### STORED ROWS:
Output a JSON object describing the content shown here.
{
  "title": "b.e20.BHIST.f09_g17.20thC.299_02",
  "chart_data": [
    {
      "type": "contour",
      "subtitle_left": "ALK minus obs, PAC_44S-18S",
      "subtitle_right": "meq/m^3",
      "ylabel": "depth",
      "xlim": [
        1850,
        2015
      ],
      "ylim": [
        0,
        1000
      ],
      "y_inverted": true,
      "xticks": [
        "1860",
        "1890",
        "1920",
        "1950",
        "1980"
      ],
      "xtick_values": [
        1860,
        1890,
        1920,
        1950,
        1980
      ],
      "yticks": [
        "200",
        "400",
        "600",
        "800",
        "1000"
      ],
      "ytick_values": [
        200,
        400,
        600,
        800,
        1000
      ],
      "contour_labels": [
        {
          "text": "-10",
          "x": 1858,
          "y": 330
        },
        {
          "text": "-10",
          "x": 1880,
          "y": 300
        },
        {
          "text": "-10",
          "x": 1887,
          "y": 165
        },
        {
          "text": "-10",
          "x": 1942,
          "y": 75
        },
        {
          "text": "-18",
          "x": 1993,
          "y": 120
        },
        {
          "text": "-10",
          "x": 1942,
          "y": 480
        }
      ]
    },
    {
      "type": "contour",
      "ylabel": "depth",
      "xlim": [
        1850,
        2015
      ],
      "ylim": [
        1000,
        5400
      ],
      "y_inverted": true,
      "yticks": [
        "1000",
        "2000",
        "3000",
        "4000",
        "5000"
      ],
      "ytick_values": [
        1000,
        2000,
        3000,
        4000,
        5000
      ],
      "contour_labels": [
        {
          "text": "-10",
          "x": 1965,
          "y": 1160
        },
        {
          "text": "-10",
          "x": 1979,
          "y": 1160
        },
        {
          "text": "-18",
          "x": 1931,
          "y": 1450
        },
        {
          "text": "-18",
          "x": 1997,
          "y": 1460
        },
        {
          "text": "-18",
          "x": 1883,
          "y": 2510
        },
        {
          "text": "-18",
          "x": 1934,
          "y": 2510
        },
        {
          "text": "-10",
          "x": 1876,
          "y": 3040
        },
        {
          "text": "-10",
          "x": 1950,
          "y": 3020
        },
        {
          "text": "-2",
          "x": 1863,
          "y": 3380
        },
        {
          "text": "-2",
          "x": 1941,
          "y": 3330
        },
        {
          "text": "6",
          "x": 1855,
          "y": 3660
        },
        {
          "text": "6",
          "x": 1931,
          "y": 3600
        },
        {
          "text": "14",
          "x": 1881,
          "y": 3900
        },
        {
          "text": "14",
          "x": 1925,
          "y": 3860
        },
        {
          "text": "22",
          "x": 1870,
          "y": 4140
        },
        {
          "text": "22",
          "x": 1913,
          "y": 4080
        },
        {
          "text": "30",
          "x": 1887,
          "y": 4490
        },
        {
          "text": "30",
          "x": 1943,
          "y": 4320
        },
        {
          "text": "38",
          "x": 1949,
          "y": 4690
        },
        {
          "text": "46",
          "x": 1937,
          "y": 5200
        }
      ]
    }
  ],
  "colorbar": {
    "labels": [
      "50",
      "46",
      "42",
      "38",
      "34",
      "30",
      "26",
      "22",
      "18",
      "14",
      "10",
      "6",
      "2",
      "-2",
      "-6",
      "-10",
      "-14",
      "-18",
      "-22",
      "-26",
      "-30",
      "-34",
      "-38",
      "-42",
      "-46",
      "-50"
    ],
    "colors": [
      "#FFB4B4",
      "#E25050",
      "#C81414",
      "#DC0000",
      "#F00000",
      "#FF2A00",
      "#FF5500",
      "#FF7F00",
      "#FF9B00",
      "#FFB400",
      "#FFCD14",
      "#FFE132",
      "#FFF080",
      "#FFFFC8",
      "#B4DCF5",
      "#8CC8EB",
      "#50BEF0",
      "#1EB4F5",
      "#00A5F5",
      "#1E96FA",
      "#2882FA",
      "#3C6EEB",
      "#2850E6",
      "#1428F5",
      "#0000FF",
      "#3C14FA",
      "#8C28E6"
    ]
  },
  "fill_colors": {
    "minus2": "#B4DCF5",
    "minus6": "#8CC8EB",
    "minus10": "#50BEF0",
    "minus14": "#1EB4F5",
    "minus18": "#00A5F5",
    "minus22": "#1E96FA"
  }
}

### GOAL OF THE EXERCISE:
Restate the whole listing exactly, leaving out nothing.

### SOLUTION FOR THIS EXERCISE:
Output a JSON object describing the content shown here.
{
  "title": "b.e20.BHIST.f09_g17.20thC.299_02",
  "chart_data": [
    {
      "type": "contour",
      "subtitle_left": "ALK minus obs, PAC_44S-18S",
      "subtitle_right": "meq/m^3",
      "ylabel": "depth",
      "xlim": [
        1850,
        2015
      ],
      "ylim": [
        0,
        1000
      ],
      "y_inverted": true,
      "xticks": [
        "1860",
        "1890",
        "1920",
        "1950",
        "1980"
      ],
      "xtick_values": [
        1860,
        1890,
        1920,
        1950,
        1980
      ],
      "yticks": [
        "200",
        "400",
        "600",
        "800",
        "1000"
      ],
      "ytick_values": [
        200,
        400,
        600,
        800,
        1000
      ],
      "contour_labels": [
        {
          "text": "-10",
          "x": 1858,
          "y": 330
        },
        {
          "text": "-10",
          "x": 1880,
          "y": 300
        },
        {
          "text": "-10",
          "x": 1887,
          "y": 165
        },
        {
          "text": "-10",
          "x": 1942,
          "y": 75
        },
        {
          "text": "-18",
          "x": 1993,
          "y": 120
        },
        {
          "text": "-10",
          "x": 1942,
          "y": 480
        }
      ]
    },
    {
      "type": "contour",
      "ylabel": "depth",
      "xlim": [
        1850,
        2015
      ],
      "ylim": [
        1000,
        5400
      ],
      "y_inverted": true,
      "yticks": [
        "1000",
        "2000",
        "3000",
        "4000",
        "5000"
      ],
      "ytick_values": [
        1000,
        2000,
        3000,
        4000,
        5000
      ],
      "contour_labels": [
        {
          "text": "-10",
          "x": 1965,
          "y": 1160
        },
        {
          "text": "-10",
          "x": 1979,
          "y": 1160
        },
        {
          "text": "-18",
          "x": 1931,
          "y": 1450
        },
        {
          "text": "-18",
          "x": 1997,
          "y": 1460
        },
        {
          "text": "-18",
          "x": 1883,
          "y": 2510
        },
        {
          "text": "-18",
          "x": 1934,
          "y": 2510
        },
        {
          "text": "-10",
          "x": 1876,
          "y": 3040
        },
        {
          "text": "-10",
          "x": 1950,
          "y": 3020
        },
        {
          "text": "-2",
          "x": 1863,
          "y": 3380
        },
        {
          "text": "-2",
          "x": 1941,
          "y": 3330
        },
        {
          "text": "6",
          "x": 1855,
          "y": 3660
        },
        {
          "text": "6",
          "x": 1931,
          "y": 3600
        },
        {
          "text": "14",
          "x": 1881,
          "y": 3900
        },
        {
          "text": "14",
          "x": 1925,
          "y": 3860
        },
        {
          "text": "22",
          "x": 1870,
          "y": 4140
        },
        {
          "text": "22",
          "x": 1913,
          "y": 4080
        },
        {
          "text": "30",
          "x": 1887,
          "y": 4490
        },
        {
          "text": "30",
          "x": 1943,
          "y": 4320
        },
        {
          "text": "38",
          "x": 1949,
          "y": 4690
        },
        {
          "text": "46",
          "x": 1937,
          "y": 5200
        }
      ]
    }
  ],
  "colorbar": {
    "labels": [
      "50",
      "46",
      "42",
      "38",
      "34",
      "30",
      "26",
      "22",
      "18",
      "14",
      "10",
      "6",
      "2",
      "-2",
      "-6",
      "-10",
      "-14",
      "-18",
      "-22",
      "-26",
      "-30",
      "-34",
      "-38",
      "-42",
      "-46",
      "-50"
    ],
    "colors": [
      "#FFB4B4",
      "#E25050",
      "#C81414",
      "#DC0000",
      "#F00000",
      "#FF2A00",
      "#FF5500",
      "#FF7F00",
      "#FF9B00",
      "#FFB400",
      "#FFCD14",
      "#FFE132",
      "#FFF080",
      "#FFFFC8",
      "#B4DCF5",
      "#8CC8EB",
      "#50BEF0",
      "#1EB4F5",
      "#00A5F5",
      "#1E96FA",
      "#2882FA",
      "#3C6EEB",
      "#2850E6",
      "#1428F5",
      "#0000FF",
      "#3C14FA",
      "#8C28E6"
    ]
  },
  "fill_colors": {
    "minus2": "#B4DCF5",
    "minus6": "#8CC8EB",
    "minus10": "#50BEF0",
    "minus14": "#1EB4F5",
    "minus18": "#00A5F5",
    "minus22": "#1E96FA"
  }
}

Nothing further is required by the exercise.